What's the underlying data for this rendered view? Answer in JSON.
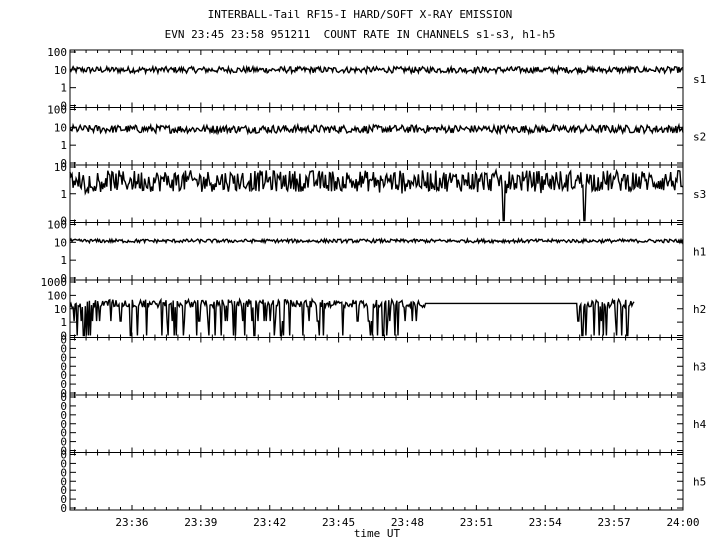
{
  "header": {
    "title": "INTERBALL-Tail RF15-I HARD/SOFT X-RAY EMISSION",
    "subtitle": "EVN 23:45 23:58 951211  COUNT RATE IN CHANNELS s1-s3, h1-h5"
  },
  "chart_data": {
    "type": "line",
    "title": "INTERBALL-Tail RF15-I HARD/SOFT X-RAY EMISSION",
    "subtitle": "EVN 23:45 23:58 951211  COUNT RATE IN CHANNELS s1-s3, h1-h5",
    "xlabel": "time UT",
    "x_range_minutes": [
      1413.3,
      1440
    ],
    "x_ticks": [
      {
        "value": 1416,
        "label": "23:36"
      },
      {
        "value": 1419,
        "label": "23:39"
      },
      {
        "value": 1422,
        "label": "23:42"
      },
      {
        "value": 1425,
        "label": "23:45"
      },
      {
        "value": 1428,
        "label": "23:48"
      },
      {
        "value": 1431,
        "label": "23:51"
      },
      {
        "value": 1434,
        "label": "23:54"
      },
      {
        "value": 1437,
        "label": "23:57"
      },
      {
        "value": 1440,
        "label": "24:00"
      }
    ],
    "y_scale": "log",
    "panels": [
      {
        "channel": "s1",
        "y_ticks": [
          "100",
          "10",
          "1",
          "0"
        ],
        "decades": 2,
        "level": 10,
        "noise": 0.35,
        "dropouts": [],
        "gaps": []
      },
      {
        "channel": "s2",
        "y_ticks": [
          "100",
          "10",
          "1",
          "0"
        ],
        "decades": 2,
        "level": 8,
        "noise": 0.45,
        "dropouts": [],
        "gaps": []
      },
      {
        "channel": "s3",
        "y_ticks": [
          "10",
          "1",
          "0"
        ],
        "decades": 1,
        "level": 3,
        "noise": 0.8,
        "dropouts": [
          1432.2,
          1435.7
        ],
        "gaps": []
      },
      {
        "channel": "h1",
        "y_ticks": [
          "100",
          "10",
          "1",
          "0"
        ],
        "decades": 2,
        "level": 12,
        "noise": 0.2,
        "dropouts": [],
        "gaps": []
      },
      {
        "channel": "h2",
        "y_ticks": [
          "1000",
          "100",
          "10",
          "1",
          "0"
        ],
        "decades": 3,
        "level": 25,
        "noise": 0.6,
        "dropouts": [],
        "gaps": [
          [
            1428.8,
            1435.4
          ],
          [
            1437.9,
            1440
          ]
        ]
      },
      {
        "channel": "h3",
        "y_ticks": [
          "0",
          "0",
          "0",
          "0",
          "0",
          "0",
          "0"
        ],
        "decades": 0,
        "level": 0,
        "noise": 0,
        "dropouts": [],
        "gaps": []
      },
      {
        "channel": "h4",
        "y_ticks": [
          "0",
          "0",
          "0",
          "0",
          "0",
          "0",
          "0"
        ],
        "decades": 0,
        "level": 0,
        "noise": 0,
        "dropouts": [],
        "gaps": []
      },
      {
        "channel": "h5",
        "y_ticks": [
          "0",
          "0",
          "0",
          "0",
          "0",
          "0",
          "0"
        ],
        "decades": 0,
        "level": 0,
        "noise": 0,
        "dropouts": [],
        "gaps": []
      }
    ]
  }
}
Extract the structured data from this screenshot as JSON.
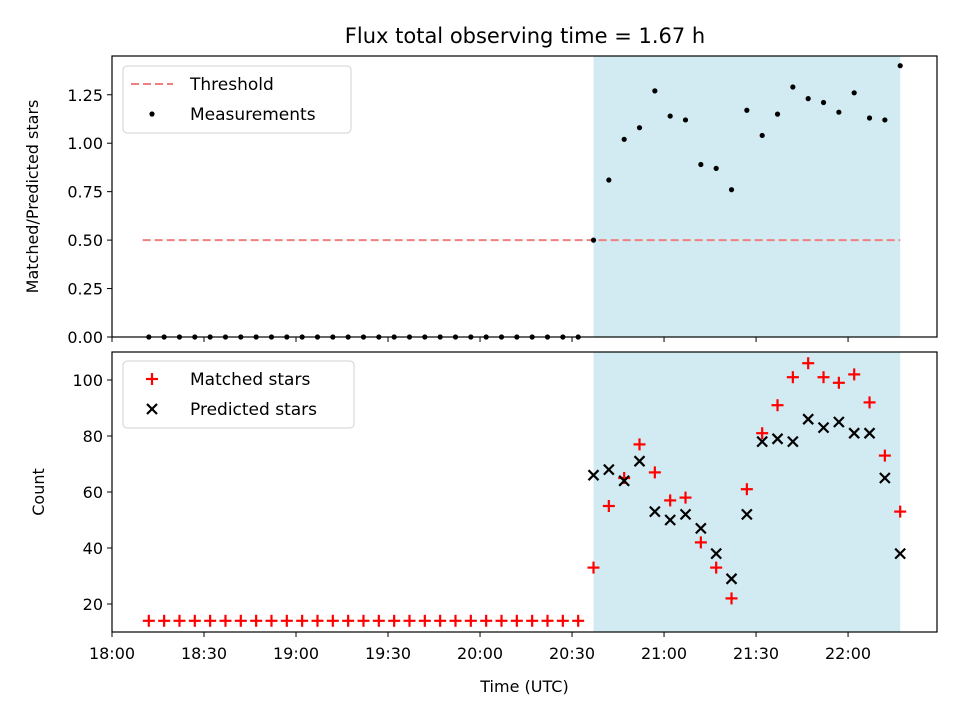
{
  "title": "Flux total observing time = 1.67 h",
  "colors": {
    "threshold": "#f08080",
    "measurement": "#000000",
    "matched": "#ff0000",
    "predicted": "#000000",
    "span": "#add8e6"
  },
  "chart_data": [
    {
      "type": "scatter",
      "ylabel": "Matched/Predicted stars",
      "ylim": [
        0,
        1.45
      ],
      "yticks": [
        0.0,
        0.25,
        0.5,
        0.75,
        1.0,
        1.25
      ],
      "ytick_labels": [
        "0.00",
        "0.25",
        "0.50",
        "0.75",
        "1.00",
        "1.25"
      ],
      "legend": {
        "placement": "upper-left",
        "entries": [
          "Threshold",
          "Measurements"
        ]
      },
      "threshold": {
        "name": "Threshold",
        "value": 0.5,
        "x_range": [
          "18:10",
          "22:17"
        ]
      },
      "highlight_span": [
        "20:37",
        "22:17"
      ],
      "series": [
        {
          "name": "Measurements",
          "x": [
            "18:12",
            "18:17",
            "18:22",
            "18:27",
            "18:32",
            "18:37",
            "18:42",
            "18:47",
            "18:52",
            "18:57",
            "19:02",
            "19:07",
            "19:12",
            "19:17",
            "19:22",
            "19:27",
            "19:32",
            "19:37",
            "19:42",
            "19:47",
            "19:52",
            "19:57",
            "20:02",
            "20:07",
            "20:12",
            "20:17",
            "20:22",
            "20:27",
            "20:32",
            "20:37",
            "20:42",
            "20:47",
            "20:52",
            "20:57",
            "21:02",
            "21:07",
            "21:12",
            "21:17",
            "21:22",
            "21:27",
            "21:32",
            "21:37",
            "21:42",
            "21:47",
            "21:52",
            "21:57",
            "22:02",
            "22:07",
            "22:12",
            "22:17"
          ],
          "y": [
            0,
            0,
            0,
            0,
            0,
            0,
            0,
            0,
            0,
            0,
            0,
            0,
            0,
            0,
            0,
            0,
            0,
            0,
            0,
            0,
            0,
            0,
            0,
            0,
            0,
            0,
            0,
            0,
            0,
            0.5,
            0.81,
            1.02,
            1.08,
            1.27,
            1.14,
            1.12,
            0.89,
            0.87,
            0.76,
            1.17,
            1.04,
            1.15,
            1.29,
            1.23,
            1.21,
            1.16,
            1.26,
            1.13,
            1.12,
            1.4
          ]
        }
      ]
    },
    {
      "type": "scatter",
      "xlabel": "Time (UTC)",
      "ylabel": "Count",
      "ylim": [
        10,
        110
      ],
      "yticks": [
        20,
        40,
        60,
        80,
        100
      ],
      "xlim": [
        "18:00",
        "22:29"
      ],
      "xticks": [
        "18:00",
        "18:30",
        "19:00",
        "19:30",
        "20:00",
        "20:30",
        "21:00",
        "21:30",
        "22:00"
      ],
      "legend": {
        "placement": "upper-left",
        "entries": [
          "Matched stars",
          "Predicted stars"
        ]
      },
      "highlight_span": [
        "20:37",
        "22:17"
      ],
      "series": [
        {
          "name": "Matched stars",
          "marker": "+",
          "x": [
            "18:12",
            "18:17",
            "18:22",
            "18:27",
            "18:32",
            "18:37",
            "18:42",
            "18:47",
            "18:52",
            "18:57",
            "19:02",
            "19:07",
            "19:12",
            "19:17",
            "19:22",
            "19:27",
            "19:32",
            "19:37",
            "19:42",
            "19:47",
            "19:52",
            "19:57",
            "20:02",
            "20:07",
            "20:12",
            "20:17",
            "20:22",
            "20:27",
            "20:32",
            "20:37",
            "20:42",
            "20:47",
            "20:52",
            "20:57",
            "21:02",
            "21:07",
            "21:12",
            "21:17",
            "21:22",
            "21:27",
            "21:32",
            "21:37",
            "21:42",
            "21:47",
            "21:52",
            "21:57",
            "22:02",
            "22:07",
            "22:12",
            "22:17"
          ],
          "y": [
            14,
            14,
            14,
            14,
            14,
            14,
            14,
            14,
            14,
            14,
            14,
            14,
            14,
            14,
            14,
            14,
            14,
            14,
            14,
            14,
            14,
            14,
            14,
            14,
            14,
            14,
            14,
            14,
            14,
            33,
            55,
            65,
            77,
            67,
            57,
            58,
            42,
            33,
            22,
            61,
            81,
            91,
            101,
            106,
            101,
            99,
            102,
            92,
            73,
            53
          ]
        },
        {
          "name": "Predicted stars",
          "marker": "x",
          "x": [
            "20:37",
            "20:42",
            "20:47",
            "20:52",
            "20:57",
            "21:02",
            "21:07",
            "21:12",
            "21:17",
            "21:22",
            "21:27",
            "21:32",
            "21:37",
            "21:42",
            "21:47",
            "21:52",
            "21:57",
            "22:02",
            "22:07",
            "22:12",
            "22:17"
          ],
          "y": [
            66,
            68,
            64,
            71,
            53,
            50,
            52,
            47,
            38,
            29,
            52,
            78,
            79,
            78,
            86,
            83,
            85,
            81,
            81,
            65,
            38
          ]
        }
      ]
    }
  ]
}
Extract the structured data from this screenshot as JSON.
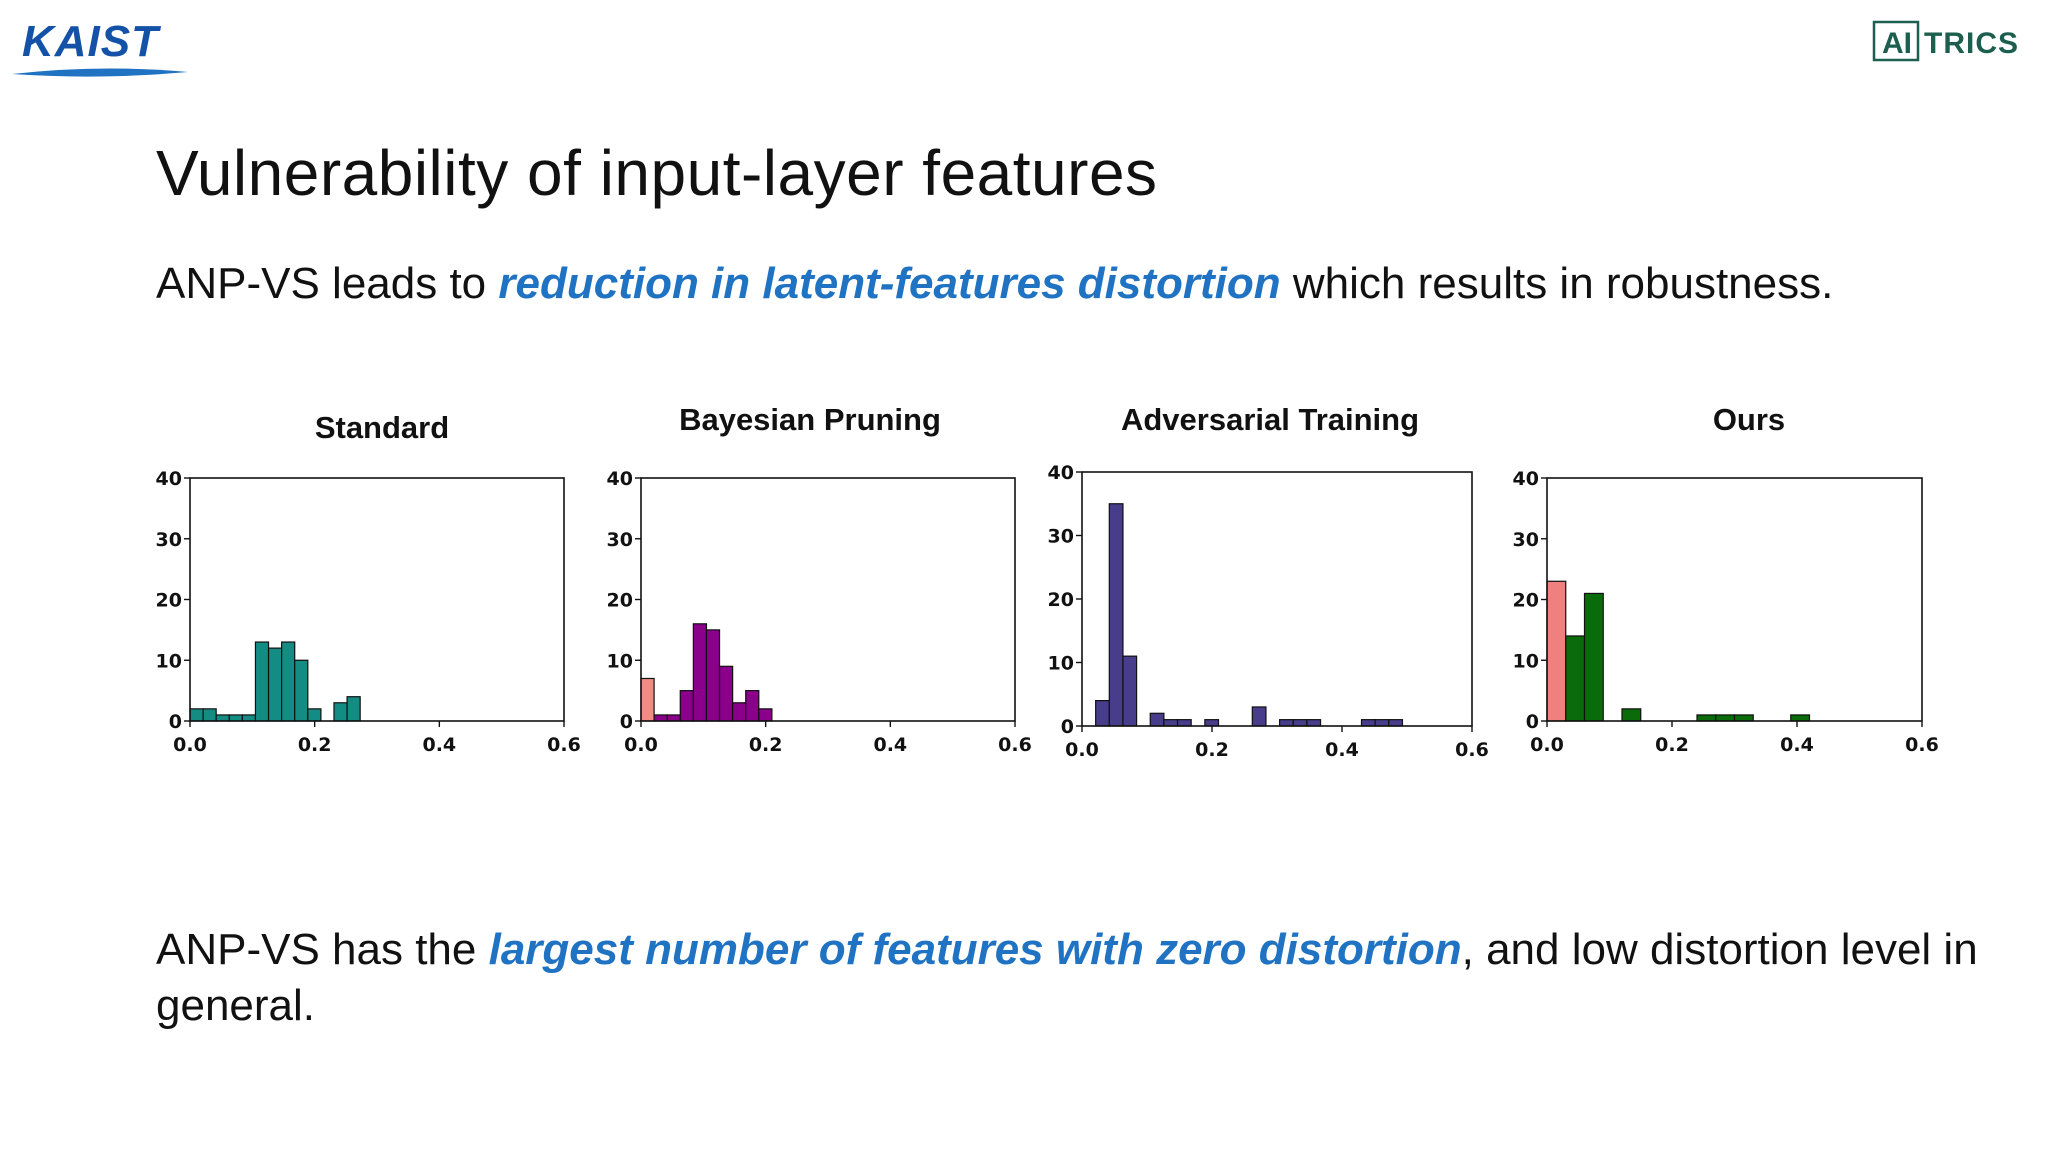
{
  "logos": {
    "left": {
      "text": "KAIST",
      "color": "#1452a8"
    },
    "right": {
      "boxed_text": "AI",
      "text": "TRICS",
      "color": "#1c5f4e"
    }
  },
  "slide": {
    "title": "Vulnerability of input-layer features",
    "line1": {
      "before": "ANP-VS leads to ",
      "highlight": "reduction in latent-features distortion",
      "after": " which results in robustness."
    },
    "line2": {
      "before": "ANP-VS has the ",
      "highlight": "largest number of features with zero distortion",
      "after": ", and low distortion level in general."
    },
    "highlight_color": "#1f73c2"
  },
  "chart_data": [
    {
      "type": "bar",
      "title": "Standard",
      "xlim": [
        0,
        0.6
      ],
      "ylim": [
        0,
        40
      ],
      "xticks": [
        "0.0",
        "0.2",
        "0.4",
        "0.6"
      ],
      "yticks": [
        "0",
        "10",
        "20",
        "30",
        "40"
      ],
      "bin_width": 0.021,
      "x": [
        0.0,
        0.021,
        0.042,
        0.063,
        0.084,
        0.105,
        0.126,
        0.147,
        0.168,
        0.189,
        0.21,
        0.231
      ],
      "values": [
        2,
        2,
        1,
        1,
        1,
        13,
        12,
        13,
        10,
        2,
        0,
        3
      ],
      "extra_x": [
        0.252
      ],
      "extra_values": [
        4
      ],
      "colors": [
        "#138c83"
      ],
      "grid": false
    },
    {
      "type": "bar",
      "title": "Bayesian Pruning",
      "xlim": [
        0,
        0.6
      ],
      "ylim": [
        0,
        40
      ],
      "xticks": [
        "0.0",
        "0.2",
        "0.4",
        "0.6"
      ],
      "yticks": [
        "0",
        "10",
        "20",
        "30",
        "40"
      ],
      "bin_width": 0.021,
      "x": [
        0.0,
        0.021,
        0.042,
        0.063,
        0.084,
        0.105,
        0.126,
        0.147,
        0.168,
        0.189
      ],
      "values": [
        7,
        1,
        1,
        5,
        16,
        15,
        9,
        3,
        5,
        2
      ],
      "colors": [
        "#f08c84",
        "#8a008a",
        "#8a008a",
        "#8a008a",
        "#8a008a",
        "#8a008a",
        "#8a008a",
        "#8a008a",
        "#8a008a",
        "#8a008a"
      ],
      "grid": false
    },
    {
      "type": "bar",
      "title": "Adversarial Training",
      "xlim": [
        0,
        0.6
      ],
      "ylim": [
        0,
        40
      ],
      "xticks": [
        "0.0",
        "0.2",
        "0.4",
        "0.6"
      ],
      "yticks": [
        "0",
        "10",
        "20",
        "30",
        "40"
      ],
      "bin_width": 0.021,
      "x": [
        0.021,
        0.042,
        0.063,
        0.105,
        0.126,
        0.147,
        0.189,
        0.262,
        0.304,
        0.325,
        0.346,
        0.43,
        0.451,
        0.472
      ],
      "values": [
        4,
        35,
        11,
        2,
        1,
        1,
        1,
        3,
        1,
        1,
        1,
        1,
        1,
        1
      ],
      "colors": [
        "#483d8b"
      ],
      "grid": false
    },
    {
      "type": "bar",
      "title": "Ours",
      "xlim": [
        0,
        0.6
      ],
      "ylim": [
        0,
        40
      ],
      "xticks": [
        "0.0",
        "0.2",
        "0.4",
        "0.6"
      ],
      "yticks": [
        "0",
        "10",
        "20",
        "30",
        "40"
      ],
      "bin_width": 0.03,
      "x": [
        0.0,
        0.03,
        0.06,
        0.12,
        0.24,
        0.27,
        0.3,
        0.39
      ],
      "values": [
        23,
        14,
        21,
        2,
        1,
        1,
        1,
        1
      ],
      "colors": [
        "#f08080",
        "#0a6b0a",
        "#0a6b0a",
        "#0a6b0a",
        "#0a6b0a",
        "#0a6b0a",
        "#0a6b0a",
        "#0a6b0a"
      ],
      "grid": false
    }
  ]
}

--------------------------------------------------

What to produce:
Give the count of lines in the data shown above that contain "stars", and nothing else.

Complete answer:
5